▶ **EXERCISE DETAILS**:
Copy each line below in which the word "prod" occurs.

>> START

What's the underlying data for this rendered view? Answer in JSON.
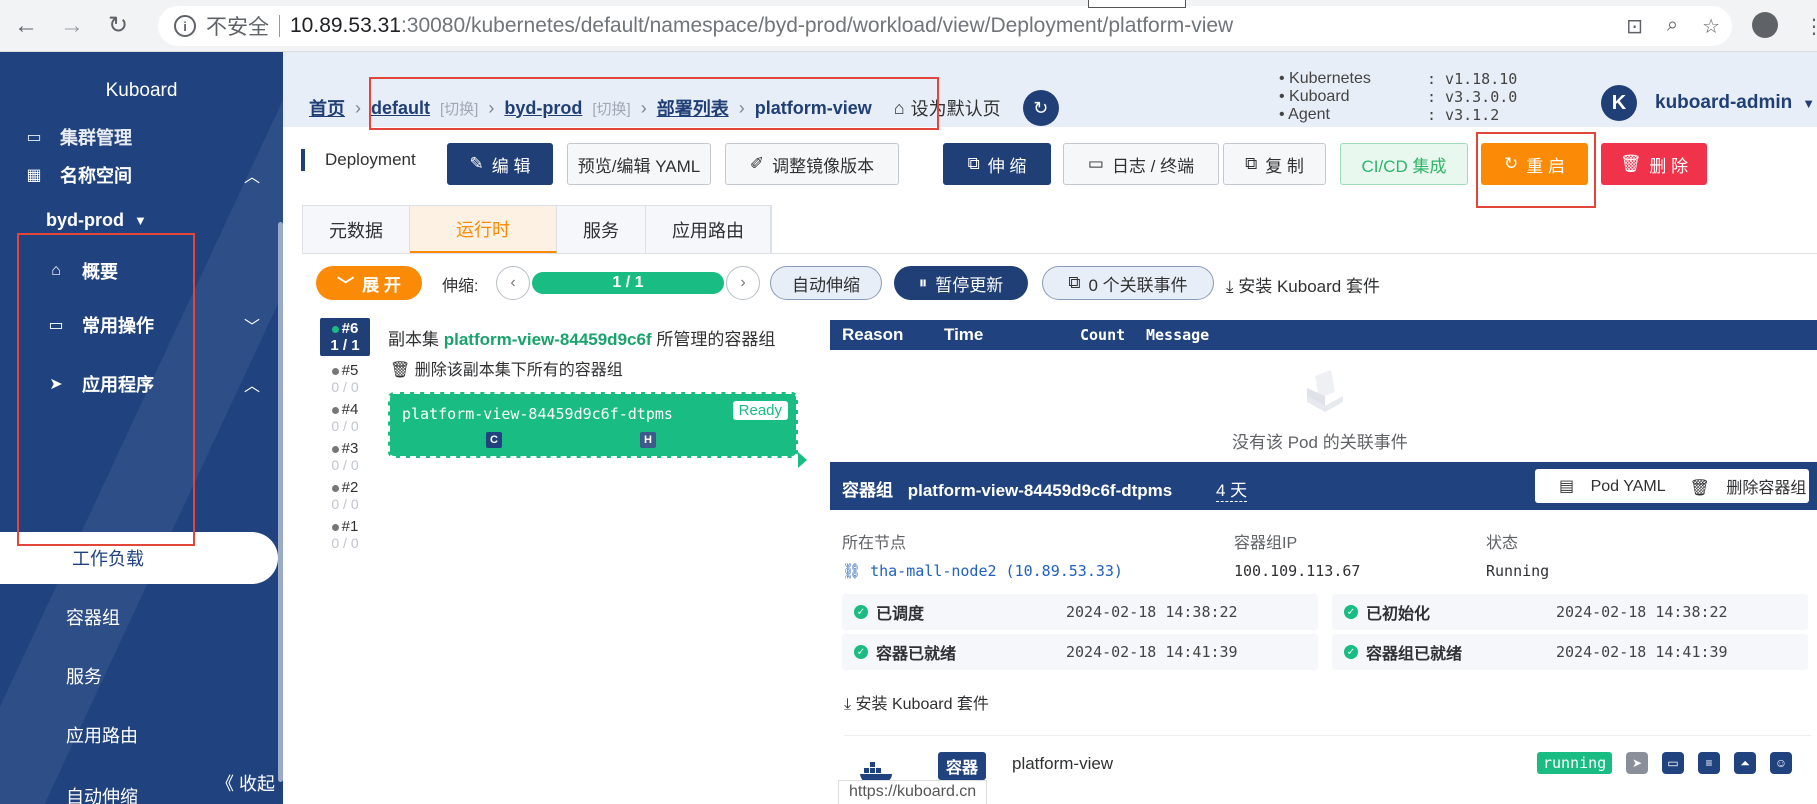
{
  "browser": {
    "insecure_label": "不安全",
    "url_host": "10.89.53.31",
    "url_rest": ":30080/kubernetes/default/namespace/byd-prod/workload/view/Deployment/platform-view"
  },
  "sidebar": {
    "brand": "Kuboard",
    "cluster_mgmt": "集群管理",
    "namespace_section": "名称空间",
    "namespace_current": "byd-prod",
    "overview": "概要",
    "common_ops": "常用操作",
    "apps": "应用程序",
    "workloads": "工作负载",
    "pods": "容器组",
    "services": "服务",
    "ingress": "应用路由",
    "autoscale": "自动伸缩",
    "collapse": "《 收起"
  },
  "header": {
    "home": "首页",
    "cluster": "default",
    "switch": "[切换]",
    "namespace": "byd-prod",
    "deploy_list": "部署列表",
    "current": "platform-view",
    "set_default": "设为默认页",
    "versions": [
      {
        "k": "Kubernetes",
        "v": ": v1.18.10"
      },
      {
        "k": "Kuboard",
        "v": ": v3.3.0.0"
      },
      {
        "k": "Agent",
        "v": ": v3.1.2"
      }
    ],
    "avatar_letter": "K",
    "user": "kuboard-admin"
  },
  "toolbar": {
    "kind": "Deployment",
    "edit": "编 辑",
    "yaml": "预览/编辑 YAML",
    "image": "调整镜像版本",
    "scale": "伸 缩",
    "logs": "日志 / 终端",
    "copy": "复 制",
    "cicd": "CI/CD 集成",
    "restart": "重 启",
    "delete": "删 除"
  },
  "tabs": [
    "元数据",
    "运行时",
    "服务",
    "应用路由"
  ],
  "runtime": {
    "expand": "展 开",
    "scale_label": "伸缩:",
    "replicas": "1 / 1",
    "autoscale": "自动伸缩",
    "pause": "暂停更新",
    "events": "0 个关联事件",
    "install_kuboard": "安装 Kuboard 套件"
  },
  "replicasets": {
    "current": {
      "rev": "#6",
      "count": "1 / 1"
    },
    "history": [
      {
        "rev": "#5",
        "count": "0 / 0"
      },
      {
        "rev": "#4",
        "count": "0 / 0"
      },
      {
        "rev": "#3",
        "count": "0 / 0"
      },
      {
        "rev": "#2",
        "count": "0 / 0"
      },
      {
        "rev": "#1",
        "count": "0 / 0"
      }
    ],
    "title_prefix": "副本集",
    "rs_name": "platform-view-84459d9c6f",
    "title_suffix": "所管理的容器组",
    "delete_all": "删除该副本集下所有的容器组",
    "pod_name": "platform-view-84459d9c6f-dtpms",
    "ready": "Ready",
    "badge_c": "C",
    "badge_h": "H"
  },
  "events": {
    "columns": [
      "Reason",
      "Time",
      "Count",
      "Message"
    ],
    "empty": "没有该 Pod 的关联事件"
  },
  "pod": {
    "label": "容器组",
    "name": "platform-view-84459d9c6f-dtpms",
    "age": "4 天",
    "yaml_btn": "Pod YAML",
    "delete_btn": "删除容器组",
    "node_label": "所在节点",
    "ip_label": "容器组IP",
    "status_label": "状态",
    "node": "tha-mall-node2 (10.89.53.33)",
    "ip": "100.109.113.67",
    "status": "Running",
    "conditions": [
      {
        "label": "已调度",
        "time": "2024-02-18 14:38:22"
      },
      {
        "label": "已初始化",
        "time": "2024-02-18 14:38:22"
      },
      {
        "label": "容器已就绪",
        "time": "2024-02-18 14:41:39"
      },
      {
        "label": "容器组已就绪",
        "time": "2024-02-18 14:41:39"
      }
    ],
    "install_kuboard": "安装 Kuboard 套件",
    "container_tag": "容器",
    "container_name": "platform-view",
    "container_state": "running"
  },
  "statusbar": "https://kuboard.cn",
  "colors": {
    "navy": "#20437f",
    "orange": "#fb8b06",
    "green": "#19bd83",
    "red": "#f0334a",
    "annotation": "#e2463a"
  }
}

>> END

▶ **EXERCISE SOLUTION**:
    "url_rest": ":30080/kubernetes/default/namespace/byd-prod/workload/view/Deployment/platform-view"
    "namespace_current": "byd-prod",
    "namespace": "byd-prod",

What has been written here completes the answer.